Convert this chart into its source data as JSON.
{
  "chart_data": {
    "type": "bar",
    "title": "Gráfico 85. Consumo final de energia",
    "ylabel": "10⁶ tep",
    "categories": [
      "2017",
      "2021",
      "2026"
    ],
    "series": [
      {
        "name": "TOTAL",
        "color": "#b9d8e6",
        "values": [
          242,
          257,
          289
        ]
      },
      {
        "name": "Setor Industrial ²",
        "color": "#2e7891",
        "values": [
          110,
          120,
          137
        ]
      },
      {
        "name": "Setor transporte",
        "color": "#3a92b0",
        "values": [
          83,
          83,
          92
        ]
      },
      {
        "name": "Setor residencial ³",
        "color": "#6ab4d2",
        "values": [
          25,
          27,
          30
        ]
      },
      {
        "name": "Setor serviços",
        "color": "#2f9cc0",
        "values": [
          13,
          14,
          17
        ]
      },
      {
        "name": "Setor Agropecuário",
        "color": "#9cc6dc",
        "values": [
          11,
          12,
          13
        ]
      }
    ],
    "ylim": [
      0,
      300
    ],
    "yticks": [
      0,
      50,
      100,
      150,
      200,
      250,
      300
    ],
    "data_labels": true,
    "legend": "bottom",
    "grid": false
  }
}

:::

GOAL: Show all lines in the entries above where the string "Setor" appears.

PROBLEM SOLUTION:
        "name": "Setor Industrial ²",
        "name": "Setor transporte",
        "name": "Setor residencial ³",
        "name": "Setor serviços",
        "name": "Setor Agropecuário",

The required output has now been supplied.